▸ **EXCERPTED TEXT**
______

Lightweight High Performance Reference Database

The technique described in this lesson is useful for reference databases with low change frequency and large number of documents.

I've created a Lightweight Directory on Notes.The technique used to build this database is useful for other reference databases with low change frequency and large number of records. Example: in the Netherlands a list of valid ZIP-codes could be stored this way. I've chosen the Directory on Notes because it best proves that the concept works.

The IBM Directory on Notes is not a successful application. This application has two major problems.

The first problem for the user is that the DoN does open very slow especially if the user opens the database for the first time. The administration of the unread marks causes this problem. For each database Notes keeps track of the (un)read documents even if in non of the views the unread marks are shown. IBM, Lotus and Iris have been working about this problem. One of the results of this effort can be seen by the user in the d_dir where next to the DoN the 'DoN Unread lists' database is listed.

The second problem is the replication of the database. The replication from an enterprise server to a workstations takes many (really many) hours. The initial replication setup takes 6 to 10 hours and the replication itself takes another reasonable amount of hours. During the Notes roll out the database was loaded using FTP and not by Notes replication. A result of this was that OS/2 staging servers with the DoN were not possible/allowed.

______

▸ **YOUR INSTRUCTIONS**
Could you write the next part of the piece above on the lightweight high-performance reference database in Notes, picking up after its last sentence?

▸ **RECORDED INFORMATION**

______

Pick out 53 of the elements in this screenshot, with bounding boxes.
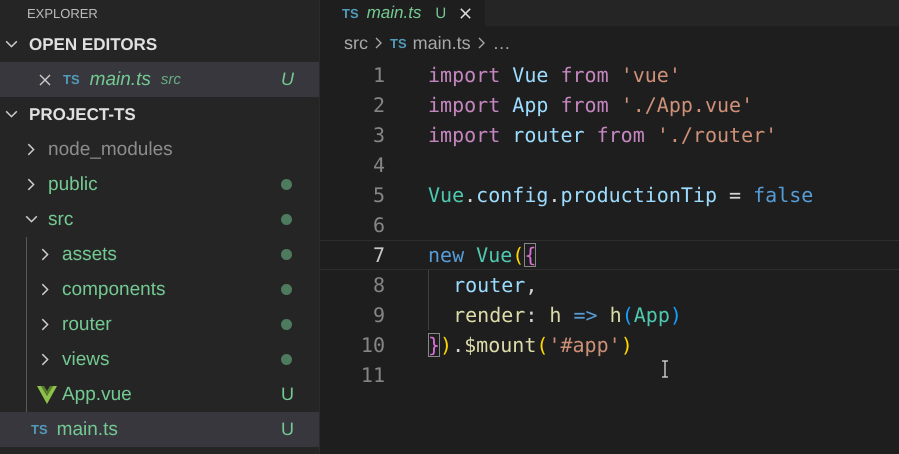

______

▸ **RESPONSE**
From 23 -25 February 1998 I was at the Lotus Technical Forum in Boston. One of the last presentations was about the new directory (old name and address book). A little demo was given. The directory contained about a 100K persons, but the database property "Documents" showed that the database contained 600 documents. At the end of the presentation was asked if we, as developers, could use this feature in our own applications. The speaker couldn't give or didn't know the answer.


Triggered by the directory of Notes release 5, I wondered if I could create a lightweight version of the Directory on Notes for Notes release 4. The answer is yes. Here are the characteristics of the IBM DoN and my lightweight version of it.


    Characteristic
    IBM DoN
      Lightweight DoN
    Database size
    > 1Gb
      200 Mb
    Number of documents
    400K
      3K
    Number of fields
    20 Million
      400K
    Number of views
    many
      one, lookup on name only
    First open
    times out
      within 30 seconds (including loading the graphical navigator)
    Full replication
    > 10 hours
      < 1 hour
    Data
    All employee data
      Application field data only

Seeing the number of employees and number of documents in the database it is clear that information of multiple employees is stored in one document. The information of mulitiple employees is stored in one document as follows:

° a multi value field containing the employee names concatenated with the employee number to make each field value unique
° a field containing the links between the employee number and the field name in which the employee information is stored (the index)
° a field for each employee containing the employee information, the "fields" (name, phone, ...) within the field are seperated by one seperator character
° a field for the country code (only employees from the same country are stored in a document, this makes selective replication to workstation possible)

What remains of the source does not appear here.